Check each line of the listing, and copy it if it contains the word "name".

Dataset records
## START
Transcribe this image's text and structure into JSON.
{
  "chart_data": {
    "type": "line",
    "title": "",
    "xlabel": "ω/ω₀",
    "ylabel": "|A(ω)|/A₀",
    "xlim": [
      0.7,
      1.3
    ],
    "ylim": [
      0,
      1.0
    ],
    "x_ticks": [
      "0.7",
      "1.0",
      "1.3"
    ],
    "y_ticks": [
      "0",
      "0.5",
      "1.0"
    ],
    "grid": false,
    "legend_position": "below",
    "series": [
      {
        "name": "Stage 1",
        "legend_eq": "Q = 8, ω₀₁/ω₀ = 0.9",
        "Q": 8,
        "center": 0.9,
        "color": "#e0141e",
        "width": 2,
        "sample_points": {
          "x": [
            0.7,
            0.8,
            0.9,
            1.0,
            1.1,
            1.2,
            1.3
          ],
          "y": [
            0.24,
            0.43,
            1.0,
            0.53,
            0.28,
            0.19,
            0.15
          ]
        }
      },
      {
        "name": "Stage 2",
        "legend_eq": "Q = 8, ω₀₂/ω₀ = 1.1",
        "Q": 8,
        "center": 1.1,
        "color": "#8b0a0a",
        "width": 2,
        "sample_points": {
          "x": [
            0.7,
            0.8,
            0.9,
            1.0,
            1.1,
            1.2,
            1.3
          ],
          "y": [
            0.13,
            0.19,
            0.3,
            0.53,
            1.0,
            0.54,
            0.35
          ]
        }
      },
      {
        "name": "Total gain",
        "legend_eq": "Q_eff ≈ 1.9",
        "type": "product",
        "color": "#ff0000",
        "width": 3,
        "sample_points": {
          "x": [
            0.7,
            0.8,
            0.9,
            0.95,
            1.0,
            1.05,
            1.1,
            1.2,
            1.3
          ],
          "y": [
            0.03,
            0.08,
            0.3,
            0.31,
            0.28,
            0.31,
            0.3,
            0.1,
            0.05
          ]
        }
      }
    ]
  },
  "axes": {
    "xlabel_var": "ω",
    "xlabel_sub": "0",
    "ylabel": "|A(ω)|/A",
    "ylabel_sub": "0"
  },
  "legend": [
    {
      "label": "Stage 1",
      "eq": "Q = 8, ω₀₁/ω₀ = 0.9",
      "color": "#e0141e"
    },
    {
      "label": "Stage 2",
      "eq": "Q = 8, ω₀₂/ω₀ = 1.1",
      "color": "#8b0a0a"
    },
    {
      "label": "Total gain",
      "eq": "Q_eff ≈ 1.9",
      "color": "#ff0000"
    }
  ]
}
## END
• **REPLY TO THE EXERCISE**:
        "name": "Stage 1",
        "name": "Stage 2",
        "name": "Total gain",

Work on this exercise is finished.